BRIEF 1 => According to the Ghulam Mustafa Khan biography, who organized the Janmashtami function at which he performed at age 8?
BRIEF 2 => Rewrite the part of the Ghulam Mustafa Khan biography that begins at the words "At the time, every" and stops after "All India Radio.", with "Victoria Garden" replaced by "town garden".
BRIEF 3 => Pick up the Ghulam Mustafa Khan biography after its last sentence and write what comes next.

GIVEN TEXT =>
------------------------------------------------

Ghulam Mustafa Khan (3 March 1931 – 17 January 2021) was an Indian classical musician in the Hindustani classical music tradition, belonging to the Rampur-Sahaswan Gharana.

He was awarded the Padma Shri in 1991, followed by Padma Bhushan in 2006 and Padma Vibhushan in 2018. In 2003 he was awarded the Sangeet Natak Akademi Award, the highest Indian recognition given to practicing artists by the Sangeet Natak Akademi, India's National Academy for Music, Dance and Drama.

Early life

Ustad Ghulam Mustafa Khan was born in Badayun, Uttar Pradesh. His mother was the daughter of the great Ustad Inayat Hussain Khan and music was the legacy of his family. Inayat Hussain Khan was also the court musician during the reign of king Wajid Ali Shah and also the son-in-law of the pioneer of Gwalior Gharana Haddu Khan.

Since both Ustad Ghulam Mustafa Khan's parents wanted him to be a singer, his training in music started very young at a time when he could remember the tune but could not understand the words. After his father, he was trained by Ustaad Fida Hussain Khan who was the court singer at the Baroda's royal durbar, and then from Nissar Hussain Khan. The traditional styles of Rampur, Gwalior and Sahaswan gharanas are therefore part of his performance.

At the time, every city had a Victoria Garden and it was the custom that on Janmashtami, the first public performance of those interested in music be performed as a debut. Ali Maqsood, the Chairman of the Municipality, organised the Janmashtami function every year and asked Ghulam Mustafa Khan to perform when he was 8 years old.

Ustad Ghulam Mustafa Khan's cousin brother in law, Hafeez Ahmed Khan was the Deputy Chief Producer with All India Radio.

Career

Ghulam Mustafa was awarded the Padmashri in 1991, the Sangeet Natak Academy Award in 2003, the Padmabhushan in 2006, and the Padma Vibhushan in 2018.

The first film he sang for was in Marathi, ‘Chand Pretticha’. From 1957, he started singing playback for Marathi and Gujarati films. He started with Mrinal Sen’s ‘Bhuvan Shome’ and sang ‘Sajanaa kahe nahi aaye...’  for ‘Badnaam Basti’ under the same music director, Vijay Raghav Rao. He played the role of Baiju Bawra in a German Documentary "Rain Maker" shot in Jaipur, besides being playback singer in the same film. He has given his voice to more than 70 documentary films made by Films Division, many of them receiving international & National Awards. He has performed across India and European countries.

------------------------------------------------

DATASET CONTENT =>
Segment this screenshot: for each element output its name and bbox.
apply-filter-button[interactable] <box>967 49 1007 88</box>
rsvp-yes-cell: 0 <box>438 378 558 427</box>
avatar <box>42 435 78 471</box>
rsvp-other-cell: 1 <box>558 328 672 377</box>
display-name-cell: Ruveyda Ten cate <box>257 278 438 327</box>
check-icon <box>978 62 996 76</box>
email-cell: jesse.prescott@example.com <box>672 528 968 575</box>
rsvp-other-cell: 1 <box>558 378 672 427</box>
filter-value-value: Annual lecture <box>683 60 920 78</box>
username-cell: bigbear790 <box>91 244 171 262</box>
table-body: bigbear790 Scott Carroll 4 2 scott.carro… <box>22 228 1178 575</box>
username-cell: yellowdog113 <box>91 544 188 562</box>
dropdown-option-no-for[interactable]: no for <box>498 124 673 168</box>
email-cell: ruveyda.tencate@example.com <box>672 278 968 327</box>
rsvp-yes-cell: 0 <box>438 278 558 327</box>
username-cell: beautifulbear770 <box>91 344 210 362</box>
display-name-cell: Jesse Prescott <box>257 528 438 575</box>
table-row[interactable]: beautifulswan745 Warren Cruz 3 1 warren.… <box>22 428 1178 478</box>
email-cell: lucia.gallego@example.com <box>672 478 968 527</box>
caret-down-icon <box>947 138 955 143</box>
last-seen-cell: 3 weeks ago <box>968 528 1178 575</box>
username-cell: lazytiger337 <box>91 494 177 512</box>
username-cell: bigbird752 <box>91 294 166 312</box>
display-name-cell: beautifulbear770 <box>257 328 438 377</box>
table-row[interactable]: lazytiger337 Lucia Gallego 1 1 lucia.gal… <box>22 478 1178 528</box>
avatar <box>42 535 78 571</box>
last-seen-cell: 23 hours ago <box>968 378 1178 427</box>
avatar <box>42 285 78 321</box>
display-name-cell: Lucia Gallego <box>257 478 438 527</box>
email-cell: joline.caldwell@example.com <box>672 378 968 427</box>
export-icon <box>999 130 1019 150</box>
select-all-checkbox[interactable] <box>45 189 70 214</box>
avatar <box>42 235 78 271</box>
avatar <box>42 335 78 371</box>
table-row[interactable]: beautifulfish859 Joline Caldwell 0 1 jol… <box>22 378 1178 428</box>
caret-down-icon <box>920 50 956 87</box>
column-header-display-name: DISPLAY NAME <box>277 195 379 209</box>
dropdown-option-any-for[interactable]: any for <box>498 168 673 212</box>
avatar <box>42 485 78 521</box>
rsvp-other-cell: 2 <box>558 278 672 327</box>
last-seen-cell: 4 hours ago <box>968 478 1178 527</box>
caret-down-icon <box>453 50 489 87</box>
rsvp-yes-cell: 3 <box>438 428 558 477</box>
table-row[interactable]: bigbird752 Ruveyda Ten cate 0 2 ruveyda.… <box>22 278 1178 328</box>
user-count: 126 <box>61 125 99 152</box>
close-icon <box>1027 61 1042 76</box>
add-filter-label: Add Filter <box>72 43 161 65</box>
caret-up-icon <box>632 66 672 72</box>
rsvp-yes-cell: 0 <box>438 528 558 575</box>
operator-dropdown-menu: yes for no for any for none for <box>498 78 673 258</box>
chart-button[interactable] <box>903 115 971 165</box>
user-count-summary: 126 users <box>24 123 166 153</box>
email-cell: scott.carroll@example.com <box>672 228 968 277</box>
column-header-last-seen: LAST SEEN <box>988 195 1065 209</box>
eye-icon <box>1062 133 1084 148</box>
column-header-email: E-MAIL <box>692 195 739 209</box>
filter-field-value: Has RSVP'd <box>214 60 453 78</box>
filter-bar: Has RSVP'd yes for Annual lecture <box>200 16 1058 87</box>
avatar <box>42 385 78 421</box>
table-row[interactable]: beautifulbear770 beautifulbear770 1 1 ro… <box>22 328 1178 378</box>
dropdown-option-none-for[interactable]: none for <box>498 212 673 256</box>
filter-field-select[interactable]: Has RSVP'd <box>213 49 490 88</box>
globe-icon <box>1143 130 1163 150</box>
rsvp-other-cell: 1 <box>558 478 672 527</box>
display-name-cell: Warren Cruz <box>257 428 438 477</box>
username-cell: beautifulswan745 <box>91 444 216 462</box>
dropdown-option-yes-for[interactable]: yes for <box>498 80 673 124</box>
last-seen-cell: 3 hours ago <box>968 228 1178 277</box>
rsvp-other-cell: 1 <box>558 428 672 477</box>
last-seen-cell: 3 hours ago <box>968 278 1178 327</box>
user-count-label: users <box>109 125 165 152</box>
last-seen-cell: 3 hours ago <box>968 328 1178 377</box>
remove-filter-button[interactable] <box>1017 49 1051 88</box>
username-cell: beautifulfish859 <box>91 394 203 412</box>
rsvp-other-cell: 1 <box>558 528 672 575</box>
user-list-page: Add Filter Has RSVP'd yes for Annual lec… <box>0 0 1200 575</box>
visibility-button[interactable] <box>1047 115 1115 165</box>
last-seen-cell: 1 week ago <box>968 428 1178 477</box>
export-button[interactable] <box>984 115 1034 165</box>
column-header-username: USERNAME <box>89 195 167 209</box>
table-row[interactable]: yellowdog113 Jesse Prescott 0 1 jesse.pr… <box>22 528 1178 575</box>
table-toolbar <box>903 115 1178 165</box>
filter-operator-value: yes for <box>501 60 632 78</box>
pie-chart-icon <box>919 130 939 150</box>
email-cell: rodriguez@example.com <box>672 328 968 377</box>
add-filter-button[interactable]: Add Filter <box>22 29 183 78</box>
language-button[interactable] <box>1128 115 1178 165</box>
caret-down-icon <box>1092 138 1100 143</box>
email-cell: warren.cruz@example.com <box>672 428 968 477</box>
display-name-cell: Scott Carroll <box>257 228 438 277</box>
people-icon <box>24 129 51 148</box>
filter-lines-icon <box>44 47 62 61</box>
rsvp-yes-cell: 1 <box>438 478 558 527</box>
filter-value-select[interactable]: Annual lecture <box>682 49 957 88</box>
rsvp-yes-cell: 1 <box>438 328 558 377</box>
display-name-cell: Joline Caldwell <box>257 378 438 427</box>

------------------------------------------------

EXERCISE ANSWER 1 => Ali Maqsood, the Chairman of the Municipality.

EXERCISE ANSWER 2 =>
At the time, every city had a town garden and it was the custom that on Janmashtami, the first public performance of those interested in music be performed as a debut. Ali Maqsood, the Chairman of the Municipality, organised the Janmashtami function every year and asked Ghulam Mustafa Khan to perform when he was 8 years old.

Ustad Ghulam Mustafa Khan's cousin brother in law, Hafeez Ahmed Khan was the Deputy Chief Producer with All India Radio.

EXERCISE ANSWER 3 =>
From the late 50s, he has been a guru to Asha Bhosle, Manna Dey, Kamal Barot, Waheeda Rehman, Ranu Mukherjee, Geeta Dutt, A. R. Rahman, Hariharan, Shaan and Sonu Nigam, Sanah Moidutty, Zubeen Garg, Jonkey Borthakur, Bhitali Das, Sagarika, Alisha Chinoy, Shilpa Rao, and Kalpana Patowary was one of his students. Aftab Ahmad Khan is his youngest brother & disciple. His four sons Ghulam Murtuza, Ghulam Qadir, Rabbani Mustafa Khana and Ghulam Hasan Khan were also trained by him. Currently they are professional singers and have sung in films like ‘Fiza’,‘Meenaxi: A Tale of Three Cities’ and ‘Saathiya’. His grandsons Faiz and Aamir were also receiving their taalim from him.

In Coke Studio, composer A. R. Rahman shared the stage with his 82-year-old guru, also featuring his four sons- Murtuza, Qadir, Rabbani and Hasan- and his 12-year-old grandson, Faiz. All five vocalists and Rahman collaborated on two numbers as a part of Ghulam Mustafa Khan's 3 generation performance.

Personal life

Ghulam Mustafa Khan was married to Amina Begum who is grand daughter of Padma Bhushan Mushtaq Hussain Khan. They had four sons who are Murtuza Mustafa, Qadir Mustafa, Rabbani Mustafa and Hasan Mustafa.

Death
Khan died on 17 January 2021 at his residence in Mumbai, aged 89.

Awards and achievements

National awards
Padma Shri (1991) – conferred by Shri R.Venkatraman (Honorable President of India). Fourth highest Indian civilian award
Sangeet Natak Akademi Award (2003) – conferred by Shri APJ Abdul Kalam, Honourable President of India. It is the highest Indian recognition given to practicing artists given by Sangeet Natak Akademi, India's National Academy for Music, Dance and Drama.
Padma Bhushan (2006) – conferred by Shri APJ Abdul Kalam (Honourable President of India). The Padma Bhushan is the third-highest civilian award in the Republic of India.
Padma Vibhushan (2018)  – 2nd highest civilian award in India

Other awards
Conferred prestigious 'National Tansen Samman’ by the Government of Madhya Pradesh in the year 2008. It is a musical award conferred to the exponents[4] of Hindustani music in the year 2008.
Pandit Dinanath Mangeshkar Award in 2011 by Smt. Lata Mangeshkar.
Conferred "Uttam Vag- Geykar Jialal Vasant Award" In 2014 by Hon’ble Shri Dilip Walse – Patil.(Speaker of Maharashtra Legislative Assembly). The award is constituted by Acharya Jialal Vasant Sangeet Niketan as a token symbolising strong foundation awarded to Ustad Ghulam Mustafa Khan to recognise the incredible journey of music that has been and is still on and for contributing to the country.
Conferred Yash Bharti Award in 2016 by Uttar Pradesh Chief Minister Akhilesh Yadav for earning laurel for the state in the country as well as in the world with his talent.
Conferred the Ustad Haafiz Ali Khan award in 2003 by Shri Ram Vilas Paswan.
Conferred the Ustad Chand Khan award.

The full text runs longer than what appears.